_Required work_:
Reproduce the records below exactly as they appear, omitting any pictures they contain.

[Source data]
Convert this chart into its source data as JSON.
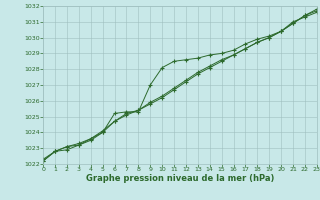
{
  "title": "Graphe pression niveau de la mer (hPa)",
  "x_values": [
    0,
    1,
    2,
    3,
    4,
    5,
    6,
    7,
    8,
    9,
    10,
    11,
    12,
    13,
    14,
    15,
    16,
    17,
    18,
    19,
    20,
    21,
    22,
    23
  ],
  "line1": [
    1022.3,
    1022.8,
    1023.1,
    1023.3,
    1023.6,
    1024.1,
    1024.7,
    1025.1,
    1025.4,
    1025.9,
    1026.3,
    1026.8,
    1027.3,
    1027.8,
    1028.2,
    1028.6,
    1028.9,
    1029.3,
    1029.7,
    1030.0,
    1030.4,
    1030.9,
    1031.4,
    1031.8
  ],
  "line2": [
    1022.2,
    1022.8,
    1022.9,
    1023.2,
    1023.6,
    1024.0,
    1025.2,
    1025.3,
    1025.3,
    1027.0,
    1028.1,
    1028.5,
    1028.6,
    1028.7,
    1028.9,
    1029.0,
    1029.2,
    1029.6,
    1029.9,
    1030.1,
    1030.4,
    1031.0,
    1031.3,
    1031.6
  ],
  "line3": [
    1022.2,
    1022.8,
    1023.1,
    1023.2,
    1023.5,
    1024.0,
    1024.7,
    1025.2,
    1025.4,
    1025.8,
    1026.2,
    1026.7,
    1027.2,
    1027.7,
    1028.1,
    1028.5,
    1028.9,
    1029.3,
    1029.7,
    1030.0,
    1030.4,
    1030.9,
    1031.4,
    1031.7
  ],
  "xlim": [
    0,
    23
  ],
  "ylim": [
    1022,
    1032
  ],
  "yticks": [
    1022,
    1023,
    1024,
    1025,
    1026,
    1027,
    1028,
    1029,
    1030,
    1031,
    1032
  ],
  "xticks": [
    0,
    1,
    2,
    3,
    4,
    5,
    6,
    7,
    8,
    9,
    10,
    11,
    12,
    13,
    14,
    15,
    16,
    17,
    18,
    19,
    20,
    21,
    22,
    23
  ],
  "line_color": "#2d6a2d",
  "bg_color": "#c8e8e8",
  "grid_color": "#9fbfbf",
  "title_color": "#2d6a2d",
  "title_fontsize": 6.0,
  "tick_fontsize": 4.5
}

_Response for this exercise_:
Convert this chart into its source data as JSON.
{
  "title": "Graphe pression niveau de la mer (hPa)",
  "x_values": [
    0,
    1,
    2,
    3,
    4,
    5,
    6,
    7,
    8,
    9,
    10,
    11,
    12,
    13,
    14,
    15,
    16,
    17,
    18,
    19,
    20,
    21,
    22,
    23
  ],
  "line1": [
    1022.3,
    1022.8,
    1023.1,
    1023.3,
    1023.6,
    1024.1,
    1024.7,
    1025.1,
    1025.4,
    1025.9,
    1026.3,
    1026.8,
    1027.3,
    1027.8,
    1028.2,
    1028.6,
    1028.9,
    1029.3,
    1029.7,
    1030.0,
    1030.4,
    1030.9,
    1031.4,
    1031.8
  ],
  "line2": [
    1022.2,
    1022.8,
    1022.9,
    1023.2,
    1023.6,
    1024.0,
    1025.2,
    1025.3,
    1025.3,
    1027.0,
    1028.1,
    1028.5,
    1028.6,
    1028.7,
    1028.9,
    1029.0,
    1029.2,
    1029.6,
    1029.9,
    1030.1,
    1030.4,
    1031.0,
    1031.3,
    1031.6
  ],
  "line3": [
    1022.2,
    1022.8,
    1023.1,
    1023.2,
    1023.5,
    1024.0,
    1024.7,
    1025.2,
    1025.4,
    1025.8,
    1026.2,
    1026.7,
    1027.2,
    1027.7,
    1028.1,
    1028.5,
    1028.9,
    1029.3,
    1029.7,
    1030.0,
    1030.4,
    1030.9,
    1031.4,
    1031.7
  ],
  "xlim": [
    0,
    23
  ],
  "ylim": [
    1022,
    1032
  ],
  "yticks": [
    1022,
    1023,
    1024,
    1025,
    1026,
    1027,
    1028,
    1029,
    1030,
    1031,
    1032
  ],
  "xticks": [
    0,
    1,
    2,
    3,
    4,
    5,
    6,
    7,
    8,
    9,
    10,
    11,
    12,
    13,
    14,
    15,
    16,
    17,
    18,
    19,
    20,
    21,
    22,
    23
  ],
  "line_color": "#2d6a2d",
  "bg_color": "#c8e8e8",
  "grid_color": "#9fbfbf",
  "title_color": "#2d6a2d",
  "title_fontsize": 6.0,
  "tick_fontsize": 4.5
}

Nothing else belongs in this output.